Skip every picture and transcribe the remaining material exactly.
++++ Listed entries ++++
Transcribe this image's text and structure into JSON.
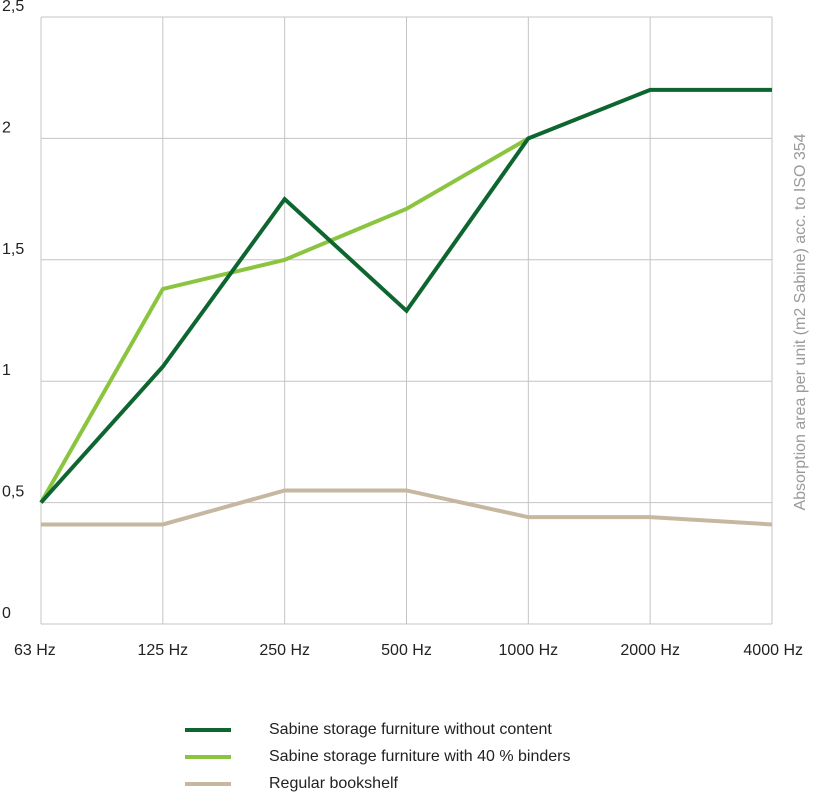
{
  "chart_data": {
    "type": "line",
    "categories": [
      "63 Hz",
      "125 Hz",
      "250 Hz",
      "500 Hz",
      "1000 Hz",
      "2000 Hz",
      "4000 Hz"
    ],
    "ylabel": "Absorption area per unit (m2 Sabine) acc. to ISO 354",
    "ylim": [
      0,
      2.5
    ],
    "yticks": [
      {
        "value": 0,
        "label": "0"
      },
      {
        "value": 0.5,
        "label": "0,5"
      },
      {
        "value": 1,
        "label": "1"
      },
      {
        "value": 1.5,
        "label": "1,5"
      },
      {
        "value": 2,
        "label": "2"
      },
      {
        "value": 2.5,
        "label": "2,5"
      }
    ],
    "grid": true,
    "legend_position": "bottom",
    "series": [
      {
        "name": "Sabine storage furniture without content",
        "color": "#0d6630",
        "values": [
          0.5,
          1.06,
          1.75,
          1.29,
          2.0,
          2.2,
          2.2
        ]
      },
      {
        "name": "Sabine storage furniture with 40 % binders",
        "color": "#8bc540",
        "values": [
          0.5,
          1.38,
          1.5,
          1.71,
          2.0,
          null,
          null
        ]
      },
      {
        "name": "Regular bookshelf",
        "color": "#c6b8a0",
        "values": [
          0.41,
          0.41,
          0.55,
          0.55,
          0.44,
          0.44,
          0.41
        ]
      }
    ]
  }
}
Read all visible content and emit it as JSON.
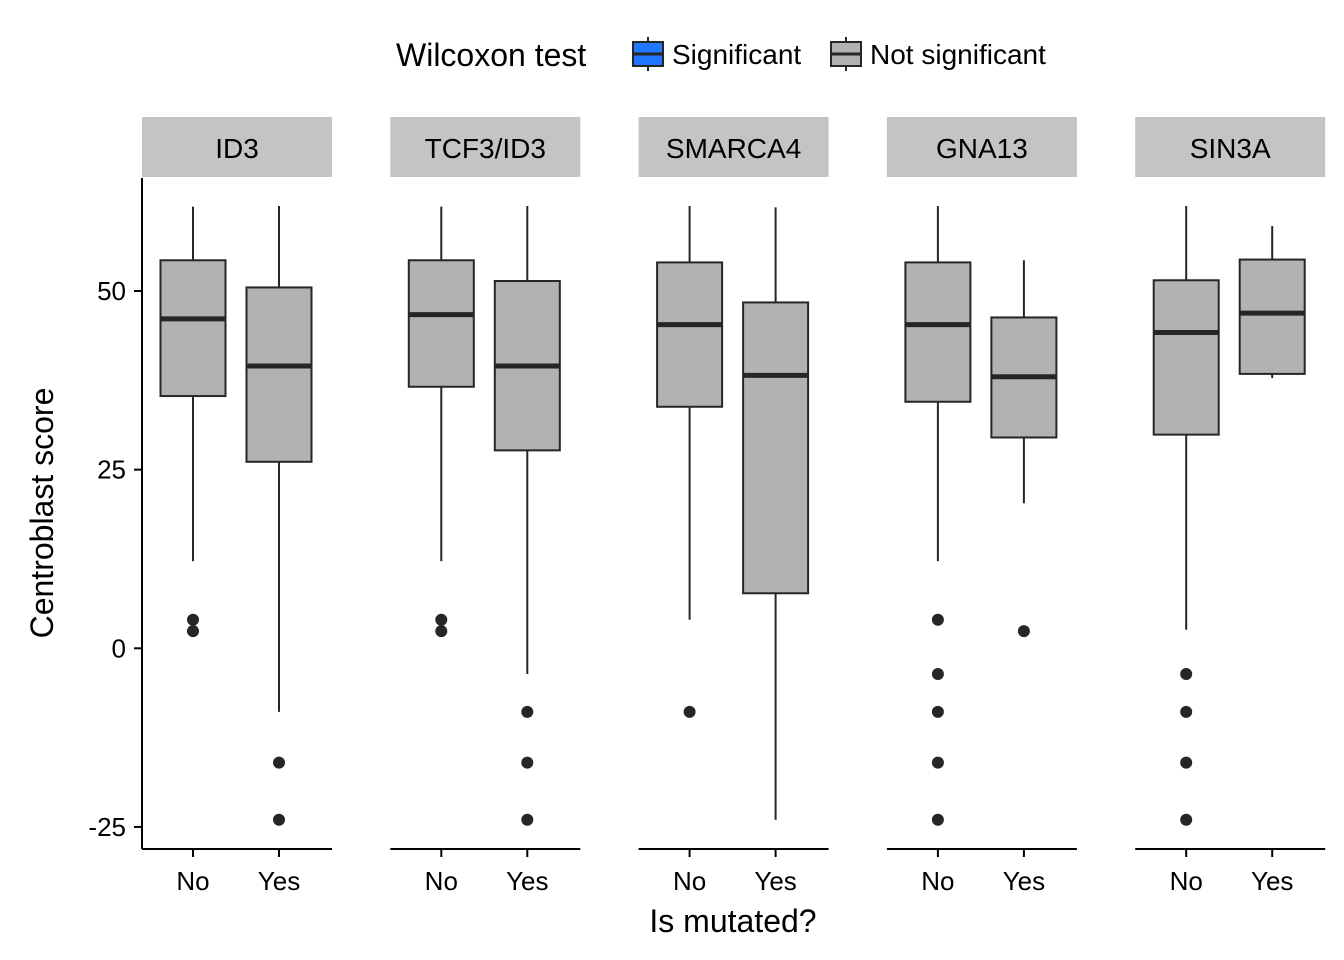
{
  "chart_data": {
    "type": "boxplot",
    "xlabel": "Is mutated?",
    "ylabel": "Centroblast score",
    "ylim": [
      -28,
      66
    ],
    "yticks": [
      -25,
      0,
      25,
      50
    ],
    "categories": [
      "No",
      "Yes"
    ],
    "legend": {
      "title": "Wilcoxon test",
      "position": "top",
      "entries": [
        {
          "label": "Significant",
          "color": "#1f78ff"
        },
        {
          "label": "Not significant",
          "color": "#b2b2b2"
        }
      ]
    },
    "panels": [
      {
        "title": "ID3",
        "status": "Not significant",
        "boxes": [
          {
            "group": "No",
            "whisker_low": 12.2,
            "q1": 35.3,
            "median": 46.1,
            "q3": 54.3,
            "whisker_high": 61.8,
            "outliers": [
              4.0,
              2.4
            ]
          },
          {
            "group": "Yes",
            "whisker_low": -8.9,
            "q1": 26.1,
            "median": 39.5,
            "q3": 50.5,
            "whisker_high": 61.9,
            "outliers": [
              -16.0,
              -24.0
            ]
          }
        ]
      },
      {
        "title": "TCF3/ID3",
        "status": "Not significant",
        "boxes": [
          {
            "group": "No",
            "whisker_low": 12.2,
            "q1": 36.6,
            "median": 46.7,
            "q3": 54.3,
            "whisker_high": 61.8,
            "outliers": [
              4.0,
              2.4
            ]
          },
          {
            "group": "Yes",
            "whisker_low": -3.6,
            "q1": 27.7,
            "median": 39.5,
            "q3": 51.4,
            "whisker_high": 61.9,
            "outliers": [
              -8.9,
              -16.0,
              -24.0
            ]
          }
        ]
      },
      {
        "title": "SMARCA4",
        "status": "Not significant",
        "boxes": [
          {
            "group": "No",
            "whisker_low": 4.0,
            "q1": 33.8,
            "median": 45.3,
            "q3": 54.0,
            "whisker_high": 61.9,
            "outliers": [
              -8.9
            ]
          },
          {
            "group": "Yes",
            "whisker_low": -24.0,
            "q1": 7.7,
            "median": 38.2,
            "q3": 48.4,
            "whisker_high": 61.7,
            "outliers": []
          }
        ]
      },
      {
        "title": "GNA13",
        "status": "Not significant",
        "boxes": [
          {
            "group": "No",
            "whisker_low": 12.2,
            "q1": 34.5,
            "median": 45.3,
            "q3": 54.0,
            "whisker_high": 61.9,
            "outliers": [
              4.0,
              -3.6,
              -8.9,
              -16.0,
              -24.0
            ]
          },
          {
            "group": "Yes",
            "whisker_low": 20.3,
            "q1": 29.5,
            "median": 38.0,
            "q3": 46.3,
            "whisker_high": 54.3,
            "outliers": [
              2.4
            ]
          }
        ]
      },
      {
        "title": "SIN3A",
        "status": "Not significant",
        "boxes": [
          {
            "group": "No",
            "whisker_low": 2.6,
            "q1": 29.9,
            "median": 44.2,
            "q3": 51.5,
            "whisker_high": 61.9,
            "outliers": [
              -3.6,
              -8.9,
              -16.0,
              -24.0
            ]
          },
          {
            "group": "Yes",
            "whisker_low": 37.8,
            "q1": 38.4,
            "median": 46.9,
            "q3": 54.4,
            "whisker_high": 59.1,
            "outliers": []
          }
        ]
      }
    ],
    "colors": {
      "significant": "#1f78ff",
      "not_significant": "#b2b2b2",
      "strip": "#c4c4c4",
      "stroke": "#262626",
      "axis": "#000000"
    }
  }
}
++++
• [Result of this exercise]:
Transcribe this image's text and structure into JSON.
{
  "chart_data": {
    "type": "line",
    "categories": [
      "63 Hz",
      "125 Hz",
      "250 Hz",
      "500 Hz",
      "1000 Hz",
      "2000 Hz",
      "4000 Hz"
    ],
    "ylabel": "Absorption area per unit (m2 Sabine) acc. to ISO 354",
    "ylim": [
      0,
      2.5
    ],
    "yticks": [
      {
        "value": 0,
        "label": "0"
      },
      {
        "value": 0.5,
        "label": "0,5"
      },
      {
        "value": 1,
        "label": "1"
      },
      {
        "value": 1.5,
        "label": "1,5"
      },
      {
        "value": 2,
        "label": "2"
      },
      {
        "value": 2.5,
        "label": "2,5"
      }
    ],
    "grid": true,
    "legend_position": "bottom",
    "series": [
      {
        "name": "Sabine storage furniture without content",
        "color": "#0d6630",
        "values": [
          0.5,
          1.06,
          1.75,
          1.29,
          2.0,
          2.2,
          2.2
        ]
      },
      {
        "name": "Sabine storage furniture with 40 % binders",
        "color": "#8bc540",
        "values": [
          0.5,
          1.38,
          1.5,
          1.71,
          2.0,
          null,
          null
        ]
      },
      {
        "name": "Regular bookshelf",
        "color": "#c6b8a0",
        "values": [
          0.41,
          0.41,
          0.55,
          0.55,
          0.44,
          0.44,
          0.41
        ]
      }
    ]
  }
}
Read all visible content and emit it as JSON.
{
  "chart_data": {
    "type": "boxplot",
    "xlabel": "Is mutated?",
    "ylabel": "Centroblast score",
    "ylim": [
      -28,
      66
    ],
    "yticks": [
      -25,
      0,
      25,
      50
    ],
    "categories": [
      "No",
      "Yes"
    ],
    "legend": {
      "title": "Wilcoxon test",
      "position": "top",
      "entries": [
        {
          "label": "Significant",
          "color": "#1f78ff"
        },
        {
          "label": "Not significant",
          "color": "#b2b2b2"
        }
      ]
    },
    "panels": [
      {
        "title": "ID3",
        "status": "Not significant",
        "boxes": [
          {
            "group": "No",
            "whisker_low": 12.2,
            "q1": 35.3,
            "median": 46.1,
            "q3": 54.3,
            "whisker_high": 61.8,
            "outliers": [
              4.0,
              2.4
            ]
          },
          {
            "group": "Yes",
            "whisker_low": -8.9,
            "q1": 26.1,
            "median": 39.5,
            "q3": 50.5,
            "whisker_high": 61.9,
            "outliers": [
              -16.0,
              -24.0
            ]
          }
        ]
      },
      {
        "title": "TCF3/ID3",
        "status": "Not significant",
        "boxes": [
          {
            "group": "No",
            "whisker_low": 12.2,
            "q1": 36.6,
            "median": 46.7,
            "q3": 54.3,
            "whisker_high": 61.8,
            "outliers": [
              4.0,
              2.4
            ]
          },
          {
            "group": "Yes",
            "whisker_low": -3.6,
            "q1": 27.7,
            "median": 39.5,
            "q3": 51.4,
            "whisker_high": 61.9,
            "outliers": [
              -8.9,
              -16.0,
              -24.0
            ]
          }
        ]
      },
      {
        "title": "SMARCA4",
        "status": "Not significant",
        "boxes": [
          {
            "group": "No",
            "whisker_low": 4.0,
            "q1": 33.8,
            "median": 45.3,
            "q3": 54.0,
            "whisker_high": 61.9,
            "outliers": [
              -8.9
            ]
          },
          {
            "group": "Yes",
            "whisker_low": -24.0,
            "q1": 7.7,
            "median": 38.2,
            "q3": 48.4,
            "whisker_high": 61.7,
            "outliers": []
          }
        ]
      },
      {
        "title": "GNA13",
        "status": "Not significant",
        "boxes": [
          {
            "group": "No",
            "whisker_low": 12.2,
            "q1": 34.5,
            "median": 45.3,
            "q3": 54.0,
            "whisker_high": 61.9,
            "outliers": [
              4.0,
              -3.6,
              -8.9,
              -16.0,
              -24.0
            ]
          },
          {
            "group": "Yes",
            "whisker_low": 20.3,
            "q1": 29.5,
            "median": 38.0,
            "q3": 46.3,
            "whisker_high": 54.3,
            "outliers": [
              2.4
            ]
          }
        ]
      },
      {
        "title": "SIN3A",
        "status": "Not significant",
        "boxes": [
          {
            "group": "No",
            "whisker_low": 2.6,
            "q1": 29.9,
            "median": 44.2,
            "q3": 51.5,
            "whisker_high": 61.9,
            "outliers": [
              -3.6,
              -8.9,
              -16.0,
              -24.0
            ]
          },
          {
            "group": "Yes",
            "whisker_low": 37.8,
            "q1": 38.4,
            "median": 46.9,
            "q3": 54.4,
            "whisker_high": 59.1,
            "outliers": []
          }
        ]
      }
    ],
    "colors": {
      "significant": "#1f78ff",
      "not_significant": "#b2b2b2",
      "strip": "#c4c4c4",
      "stroke": "#262626",
      "axis": "#000000"
    }
  }
}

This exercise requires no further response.